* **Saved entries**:
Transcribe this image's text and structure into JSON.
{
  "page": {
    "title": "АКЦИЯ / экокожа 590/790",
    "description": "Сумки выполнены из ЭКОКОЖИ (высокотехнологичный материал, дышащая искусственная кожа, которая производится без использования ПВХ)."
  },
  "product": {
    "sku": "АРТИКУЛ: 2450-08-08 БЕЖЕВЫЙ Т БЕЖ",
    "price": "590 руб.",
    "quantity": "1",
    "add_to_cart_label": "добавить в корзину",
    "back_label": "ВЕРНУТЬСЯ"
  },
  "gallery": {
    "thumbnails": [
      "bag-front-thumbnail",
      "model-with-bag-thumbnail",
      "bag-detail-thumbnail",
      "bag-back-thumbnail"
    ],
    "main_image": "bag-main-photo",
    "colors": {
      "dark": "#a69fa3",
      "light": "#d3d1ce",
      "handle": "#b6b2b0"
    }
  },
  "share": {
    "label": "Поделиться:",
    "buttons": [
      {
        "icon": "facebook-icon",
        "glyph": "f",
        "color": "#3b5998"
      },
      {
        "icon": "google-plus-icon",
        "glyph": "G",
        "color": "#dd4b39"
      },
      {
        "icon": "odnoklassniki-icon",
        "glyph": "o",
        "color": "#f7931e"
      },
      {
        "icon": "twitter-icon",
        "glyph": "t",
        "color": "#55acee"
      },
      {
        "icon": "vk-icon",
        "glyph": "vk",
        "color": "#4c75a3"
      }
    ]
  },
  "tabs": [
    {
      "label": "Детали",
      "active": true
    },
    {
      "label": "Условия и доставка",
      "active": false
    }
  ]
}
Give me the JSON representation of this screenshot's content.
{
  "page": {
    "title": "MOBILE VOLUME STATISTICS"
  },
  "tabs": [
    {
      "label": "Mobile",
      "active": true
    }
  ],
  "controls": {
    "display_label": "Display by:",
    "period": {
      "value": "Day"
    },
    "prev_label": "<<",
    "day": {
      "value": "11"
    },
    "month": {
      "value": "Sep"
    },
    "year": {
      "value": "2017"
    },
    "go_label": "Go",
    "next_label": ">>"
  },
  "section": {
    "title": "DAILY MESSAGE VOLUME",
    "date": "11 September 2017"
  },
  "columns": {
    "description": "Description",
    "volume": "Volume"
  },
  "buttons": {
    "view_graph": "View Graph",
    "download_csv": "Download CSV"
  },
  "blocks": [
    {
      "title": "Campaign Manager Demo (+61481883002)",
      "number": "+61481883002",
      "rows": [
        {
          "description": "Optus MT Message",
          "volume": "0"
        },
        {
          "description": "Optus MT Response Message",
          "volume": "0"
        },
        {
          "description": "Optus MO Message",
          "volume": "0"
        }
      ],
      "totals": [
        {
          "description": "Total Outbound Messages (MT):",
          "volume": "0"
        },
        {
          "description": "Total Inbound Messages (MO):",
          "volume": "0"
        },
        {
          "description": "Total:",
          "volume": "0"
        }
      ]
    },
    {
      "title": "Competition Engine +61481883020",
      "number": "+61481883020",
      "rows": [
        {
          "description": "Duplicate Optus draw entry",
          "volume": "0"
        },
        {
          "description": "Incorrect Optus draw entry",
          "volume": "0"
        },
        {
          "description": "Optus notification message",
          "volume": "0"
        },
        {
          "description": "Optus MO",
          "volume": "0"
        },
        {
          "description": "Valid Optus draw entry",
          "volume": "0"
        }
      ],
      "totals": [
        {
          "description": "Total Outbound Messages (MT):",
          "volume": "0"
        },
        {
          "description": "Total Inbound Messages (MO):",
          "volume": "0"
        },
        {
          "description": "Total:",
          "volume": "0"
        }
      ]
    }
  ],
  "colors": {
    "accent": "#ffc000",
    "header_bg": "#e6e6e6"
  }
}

* **EXERCISE INSTRUCTIONS**:
From the records above, please extract every line and repeat it exactly.

* **COMPLETED EXERCISE**:
Transcribe this image's text and structure into JSON.
{
  "page": {
    "title": "АКЦИЯ / экокожа 590/790",
    "description": "Сумки выполнены из ЭКОКОЖИ (высокотехнологичный материал, дышащая искусственная кожа, которая производится без использования ПВХ)."
  },
  "product": {
    "sku": "АРТИКУЛ: 2450-08-08 БЕЖЕВЫЙ Т БЕЖ",
    "price": "590 руб.",
    "quantity": "1",
    "add_to_cart_label": "добавить в корзину",
    "back_label": "ВЕРНУТЬСЯ"
  },
  "gallery": {
    "thumbnails": [
      "bag-front-thumbnail",
      "model-with-bag-thumbnail",
      "bag-detail-thumbnail",
      "bag-back-thumbnail"
    ],
    "main_image": "bag-main-photo",
    "colors": {
      "dark": "#a69fa3",
      "light": "#d3d1ce",
      "handle": "#b6b2b0"
    }
  },
  "share": {
    "label": "Поделиться:",
    "buttons": [
      {
        "icon": "facebook-icon",
        "glyph": "f",
        "color": "#3b5998"
      },
      {
        "icon": "google-plus-icon",
        "glyph": "G",
        "color": "#dd4b39"
      },
      {
        "icon": "odnoklassniki-icon",
        "glyph": "o",
        "color": "#f7931e"
      },
      {
        "icon": "twitter-icon",
        "glyph": "t",
        "color": "#55acee"
      },
      {
        "icon": "vk-icon",
        "glyph": "vk",
        "color": "#4c75a3"
      }
    ]
  },
  "tabs": [
    {
      "label": "Детали",
      "active": true
    },
    {
      "label": "Условия и доставка",
      "active": false
    }
  ]
}
Give me the JSON representation of this screenshot's content.
{
  "page": {
    "title": "MOBILE VOLUME STATISTICS"
  },
  "tabs": [
    {
      "label": "Mobile",
      "active": true
    }
  ],
  "controls": {
    "display_label": "Display by:",
    "period": {
      "value": "Day"
    },
    "prev_label": "<<",
    "day": {
      "value": "11"
    },
    "month": {
      "value": "Sep"
    },
    "year": {
      "value": "2017"
    },
    "go_label": "Go",
    "next_label": ">>"
  },
  "section": {
    "title": "DAILY MESSAGE VOLUME",
    "date": "11 September 2017"
  },
  "columns": {
    "description": "Description",
    "volume": "Volume"
  },
  "buttons": {
    "view_graph": "View Graph",
    "download_csv": "Download CSV"
  },
  "blocks": [
    {
      "title": "Campaign Manager Demo (+61481883002)",
      "number": "+61481883002",
      "rows": [
        {
          "description": "Optus MT Message",
          "volume": "0"
        },
        {
          "description": "Optus MT Response Message",
          "volume": "0"
        },
        {
          "description": "Optus MO Message",
          "volume": "0"
        }
      ],
      "totals": [
        {
          "description": "Total Outbound Messages (MT):",
          "volume": "0"
        },
        {
          "description": "Total Inbound Messages (MO):",
          "volume": "0"
        },
        {
          "description": "Total:",
          "volume": "0"
        }
      ]
    },
    {
      "title": "Competition Engine +61481883020",
      "number": "+61481883020",
      "rows": [
        {
          "description": "Duplicate Optus draw entry",
          "volume": "0"
        },
        {
          "description": "Incorrect Optus draw entry",
          "volume": "0"
        },
        {
          "description": "Optus notification message",
          "volume": "0"
        },
        {
          "description": "Optus MO",
          "volume": "0"
        },
        {
          "description": "Valid Optus draw entry",
          "volume": "0"
        }
      ],
      "totals": [
        {
          "description": "Total Outbound Messages (MT):",
          "volume": "0"
        },
        {
          "description": "Total Inbound Messages (MO):",
          "volume": "0"
        },
        {
          "description": "Total:",
          "volume": "0"
        }
      ]
    }
  ],
  "colors": {
    "accent": "#ffc000",
    "header_bg": "#e6e6e6"
  }
}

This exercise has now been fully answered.